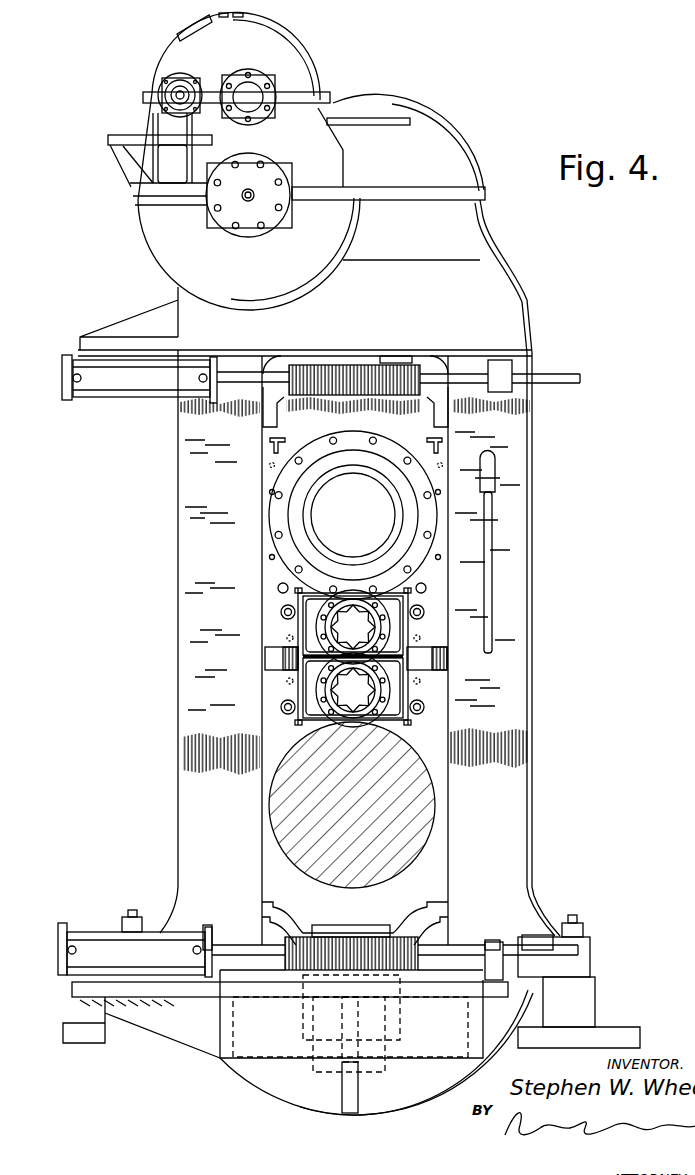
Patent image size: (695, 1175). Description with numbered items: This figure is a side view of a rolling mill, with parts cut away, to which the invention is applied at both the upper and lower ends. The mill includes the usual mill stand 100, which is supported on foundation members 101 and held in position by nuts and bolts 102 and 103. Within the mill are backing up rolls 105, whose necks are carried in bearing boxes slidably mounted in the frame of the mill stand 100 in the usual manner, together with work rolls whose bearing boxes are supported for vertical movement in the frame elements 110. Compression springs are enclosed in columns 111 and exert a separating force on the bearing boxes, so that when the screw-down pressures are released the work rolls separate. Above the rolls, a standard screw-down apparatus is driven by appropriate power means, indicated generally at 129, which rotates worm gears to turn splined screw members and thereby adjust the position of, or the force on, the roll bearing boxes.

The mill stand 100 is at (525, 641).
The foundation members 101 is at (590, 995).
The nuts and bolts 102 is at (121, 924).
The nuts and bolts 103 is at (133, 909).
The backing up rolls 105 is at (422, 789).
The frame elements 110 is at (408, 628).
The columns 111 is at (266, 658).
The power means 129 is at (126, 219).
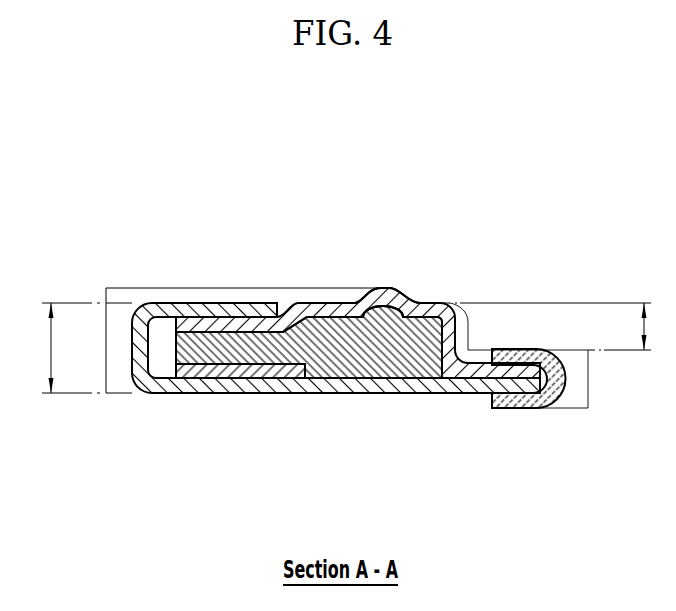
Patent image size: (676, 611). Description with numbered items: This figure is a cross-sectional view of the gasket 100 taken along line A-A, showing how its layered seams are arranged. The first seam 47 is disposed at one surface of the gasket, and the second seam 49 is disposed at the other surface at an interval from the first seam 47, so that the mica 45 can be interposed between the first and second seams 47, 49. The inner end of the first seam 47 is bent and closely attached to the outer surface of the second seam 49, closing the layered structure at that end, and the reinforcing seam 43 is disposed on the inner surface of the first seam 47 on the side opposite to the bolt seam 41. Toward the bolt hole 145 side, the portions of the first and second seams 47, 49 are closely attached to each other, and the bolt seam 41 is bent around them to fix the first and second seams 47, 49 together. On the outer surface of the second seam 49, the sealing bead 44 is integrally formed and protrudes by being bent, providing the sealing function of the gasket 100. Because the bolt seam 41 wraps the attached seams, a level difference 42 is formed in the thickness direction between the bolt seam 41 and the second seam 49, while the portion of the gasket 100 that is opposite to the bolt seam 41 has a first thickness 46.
==
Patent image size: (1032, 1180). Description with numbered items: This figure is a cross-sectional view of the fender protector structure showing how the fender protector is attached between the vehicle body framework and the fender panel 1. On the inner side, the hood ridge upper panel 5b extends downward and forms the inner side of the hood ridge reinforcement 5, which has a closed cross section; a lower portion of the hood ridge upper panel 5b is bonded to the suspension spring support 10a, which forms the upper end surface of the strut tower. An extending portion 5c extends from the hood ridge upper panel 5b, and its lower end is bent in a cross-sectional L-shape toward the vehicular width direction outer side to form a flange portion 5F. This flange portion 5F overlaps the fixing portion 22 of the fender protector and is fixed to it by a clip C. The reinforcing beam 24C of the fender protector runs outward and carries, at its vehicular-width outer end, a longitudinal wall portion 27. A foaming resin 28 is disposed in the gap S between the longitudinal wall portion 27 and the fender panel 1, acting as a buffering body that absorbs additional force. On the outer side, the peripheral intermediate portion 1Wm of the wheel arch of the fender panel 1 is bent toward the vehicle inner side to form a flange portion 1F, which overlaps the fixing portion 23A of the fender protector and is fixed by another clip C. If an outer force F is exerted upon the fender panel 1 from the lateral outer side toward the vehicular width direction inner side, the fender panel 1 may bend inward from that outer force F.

*EXERCISE*:
Render as a JSON list of strings, one string per line and with blank lines omitted, the data beginning at the line that contains "Patent image size: (695, 1175)." and continuing through the line that contains "The nuts and bolts 103 is at (133, 909).".

*TASK ANSWER*:
[
  "Patent image size: (695, 1175). Description with numbered items: This figure is a side view of a rolling mill, with parts cut away, to which the invention is applied at both the upper and lower ends. The mill includes the usual mill stand 100, which is supported on foundation members 101 and held in position by nuts and bolts 102 and 103. Within the mill are backing up rolls 105, whose necks are carried in bearing boxes slidably mounted in the frame of the mill stand 100 in the usual manner, together with work rolls whose bearing boxes are supported for vertical movement in the frame elements 110. Compression springs are enclosed in columns 111 and exert a separating force on the bearing boxes, so that when the screw-down pressures are released the work rolls separate. Above the rolls, a standard screw-down apparatus is driven by appropriate power means, indicated generally at 129, which rotates worm gears to turn splined screw members and thereby adjust the position of, or the force on, the roll bearing boxes.",
  "The mill stand 100 is at (525, 641).",
  "The foundation members 101 is at (590, 995).",
  "The nuts and bolts 102 is at (121, 924).",
  "The nuts and bolts 103 is at (133, 909)."
]